■ TEXTO CITADO:
Y como todo bar familiar, a sus componentes no les quedaba otra que echar una mano cuando la ocasión lo requería. Carmen, dentro, en la cocinilla, preparando pinchos variados, y la mejor tortilla de patata de la zona, y fuera, Marce, lidiando con el personal con aplomo y echando muchas horas. Y así fue como, con sólo 12 añinos, Carlos, su inquieto hijo, comenzó a combinar escuela con bar, y a saber en primera persona lo esclavo que era el mundo de la hostelería. Y por avatares del destino y muy a su pesar, con unos efervescentes 16 años, un inesperado giro de la vida le empujó irremediablemente a trabajar detrás de la barra cuando su idea no era esa.

■ ENUNCIADO: ¿Puedes continuar el relato sobre el bar familiar a partir de su última frase? Las filas que siguen son un material aparte del texto.

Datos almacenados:
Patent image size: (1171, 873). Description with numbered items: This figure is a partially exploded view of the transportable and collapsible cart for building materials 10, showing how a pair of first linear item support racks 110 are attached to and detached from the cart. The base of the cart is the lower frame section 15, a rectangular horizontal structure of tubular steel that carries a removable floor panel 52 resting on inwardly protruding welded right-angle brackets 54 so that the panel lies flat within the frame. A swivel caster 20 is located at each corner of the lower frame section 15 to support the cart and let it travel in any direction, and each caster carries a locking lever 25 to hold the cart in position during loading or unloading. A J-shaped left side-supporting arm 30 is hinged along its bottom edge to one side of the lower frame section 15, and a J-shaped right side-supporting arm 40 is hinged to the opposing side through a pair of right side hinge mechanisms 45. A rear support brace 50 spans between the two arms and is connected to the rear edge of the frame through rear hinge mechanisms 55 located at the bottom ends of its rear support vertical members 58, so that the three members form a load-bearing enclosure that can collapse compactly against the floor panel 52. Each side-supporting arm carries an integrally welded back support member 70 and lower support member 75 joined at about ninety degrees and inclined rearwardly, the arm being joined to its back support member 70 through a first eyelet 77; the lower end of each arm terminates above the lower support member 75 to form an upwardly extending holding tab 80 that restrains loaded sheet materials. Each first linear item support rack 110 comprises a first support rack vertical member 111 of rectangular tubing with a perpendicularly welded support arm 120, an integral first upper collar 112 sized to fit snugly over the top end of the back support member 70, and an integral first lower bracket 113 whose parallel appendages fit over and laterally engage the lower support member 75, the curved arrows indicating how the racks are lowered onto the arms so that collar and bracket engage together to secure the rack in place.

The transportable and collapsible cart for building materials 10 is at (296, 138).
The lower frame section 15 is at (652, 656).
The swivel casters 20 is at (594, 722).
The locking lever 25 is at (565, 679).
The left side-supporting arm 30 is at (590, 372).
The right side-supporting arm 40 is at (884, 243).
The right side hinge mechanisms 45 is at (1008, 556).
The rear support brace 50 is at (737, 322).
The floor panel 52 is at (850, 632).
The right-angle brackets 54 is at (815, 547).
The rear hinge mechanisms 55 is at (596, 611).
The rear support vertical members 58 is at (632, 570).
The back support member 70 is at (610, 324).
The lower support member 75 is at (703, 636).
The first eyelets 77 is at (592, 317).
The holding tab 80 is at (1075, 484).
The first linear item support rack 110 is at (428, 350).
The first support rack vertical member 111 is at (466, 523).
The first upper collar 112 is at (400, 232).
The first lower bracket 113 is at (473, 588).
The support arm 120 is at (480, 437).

■ RESPUESTA:
El Feni no es meramente el bar del barrio, es mucho más. Es la esencia de una forma de vida, es el latido de todos los que por una razón u otra buscamos refugio entre sus paredes. Y siguiendo la más rancia tradición española, todos los miembros de la familia han trabajado en el bar. Por ahí han pasado Ana, la esposa de Carlos, al mando de las viandas, hoy felizmente propietaria de un centro de estética de lo más cool. Su hija Anabel, licenciada en Bellas Artes, que se convertía en pizpireta camarera en las temporadas de verano, y David, el tarangallo hijo menor, aún en el instituto, que el verano pasado nos servía las cañitas en la terraza, mascarilla en boca, como todos.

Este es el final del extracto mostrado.